## begin Supplied data

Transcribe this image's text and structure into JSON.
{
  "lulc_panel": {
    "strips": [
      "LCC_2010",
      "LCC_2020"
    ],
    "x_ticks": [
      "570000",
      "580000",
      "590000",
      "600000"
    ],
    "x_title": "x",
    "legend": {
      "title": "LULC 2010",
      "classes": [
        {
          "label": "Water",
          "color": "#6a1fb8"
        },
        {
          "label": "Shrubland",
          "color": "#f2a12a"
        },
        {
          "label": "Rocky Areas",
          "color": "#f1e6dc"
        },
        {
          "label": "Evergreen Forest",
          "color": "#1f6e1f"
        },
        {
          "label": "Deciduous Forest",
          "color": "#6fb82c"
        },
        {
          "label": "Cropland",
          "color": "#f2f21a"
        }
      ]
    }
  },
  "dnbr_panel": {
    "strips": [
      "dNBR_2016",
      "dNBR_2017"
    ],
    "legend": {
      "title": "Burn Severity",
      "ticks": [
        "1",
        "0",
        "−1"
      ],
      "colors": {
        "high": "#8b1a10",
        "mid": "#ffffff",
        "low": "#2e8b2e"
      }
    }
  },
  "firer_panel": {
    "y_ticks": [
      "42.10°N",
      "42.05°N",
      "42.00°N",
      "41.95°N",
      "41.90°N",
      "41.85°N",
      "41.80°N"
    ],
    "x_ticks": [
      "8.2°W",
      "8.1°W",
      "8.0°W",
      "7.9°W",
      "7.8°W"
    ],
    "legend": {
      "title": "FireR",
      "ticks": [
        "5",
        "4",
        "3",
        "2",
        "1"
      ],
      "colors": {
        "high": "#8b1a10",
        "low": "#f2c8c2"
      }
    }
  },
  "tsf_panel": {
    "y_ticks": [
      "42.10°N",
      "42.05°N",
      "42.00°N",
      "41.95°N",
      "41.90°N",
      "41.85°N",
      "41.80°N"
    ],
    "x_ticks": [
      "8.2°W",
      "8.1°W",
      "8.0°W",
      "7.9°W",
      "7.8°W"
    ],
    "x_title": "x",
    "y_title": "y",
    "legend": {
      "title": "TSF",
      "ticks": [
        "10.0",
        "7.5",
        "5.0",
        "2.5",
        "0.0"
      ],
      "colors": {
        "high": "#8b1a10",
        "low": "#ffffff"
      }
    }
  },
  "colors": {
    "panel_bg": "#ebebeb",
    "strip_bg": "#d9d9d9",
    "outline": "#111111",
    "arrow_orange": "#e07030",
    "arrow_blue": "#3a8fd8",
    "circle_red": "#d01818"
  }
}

## end Supplied data

**Written request**
Output the records exactly, including every line.

**In response**
Transcribe this image's text and structure into JSON.
{
  "lulc_panel": {
    "strips": [
      "LCC_2010",
      "LCC_2020"
    ],
    "x_ticks": [
      "570000",
      "580000",
      "590000",
      "600000"
    ],
    "x_title": "x",
    "legend": {
      "title": "LULC 2010",
      "classes": [
        {
          "label": "Water",
          "color": "#6a1fb8"
        },
        {
          "label": "Shrubland",
          "color": "#f2a12a"
        },
        {
          "label": "Rocky Areas",
          "color": "#f1e6dc"
        },
        {
          "label": "Evergreen Forest",
          "color": "#1f6e1f"
        },
        {
          "label": "Deciduous Forest",
          "color": "#6fb82c"
        },
        {
          "label": "Cropland",
          "color": "#f2f21a"
        }
      ]
    }
  },
  "dnbr_panel": {
    "strips": [
      "dNBR_2016",
      "dNBR_2017"
    ],
    "legend": {
      "title": "Burn Severity",
      "ticks": [
        "1",
        "0",
        "−1"
      ],
      "colors": {
        "high": "#8b1a10",
        "mid": "#ffffff",
        "low": "#2e8b2e"
      }
    }
  },
  "firer_panel": {
    "y_ticks": [
      "42.10°N",
      "42.05°N",
      "42.00°N",
      "41.95°N",
      "41.90°N",
      "41.85°N",
      "41.80°N"
    ],
    "x_ticks": [
      "8.2°W",
      "8.1°W",
      "8.0°W",
      "7.9°W",
      "7.8°W"
    ],
    "legend": {
      "title": "FireR",
      "ticks": [
        "5",
        "4",
        "3",
        "2",
        "1"
      ],
      "colors": {
        "high": "#8b1a10",
        "low": "#f2c8c2"
      }
    }
  },
  "tsf_panel": {
    "y_ticks": [
      "42.10°N",
      "42.05°N",
      "42.00°N",
      "41.95°N",
      "41.90°N",
      "41.85°N",
      "41.80°N"
    ],
    "x_ticks": [
      "8.2°W",
      "8.1°W",
      "8.0°W",
      "7.9°W",
      "7.8°W"
    ],
    "x_title": "x",
    "y_title": "y",
    "legend": {
      "title": "TSF",
      "ticks": [
        "10.0",
        "7.5",
        "5.0",
        "2.5",
        "0.0"
      ],
      "colors": {
        "high": "#8b1a10",
        "low": "#ffffff"
      }
    }
  },
  "colors": {
    "panel_bg": "#ebebeb",
    "strip_bg": "#d9d9d9",
    "outline": "#111111",
    "arrow_orange": "#e07030",
    "arrow_blue": "#3a8fd8",
    "circle_red": "#d01818"
  }
}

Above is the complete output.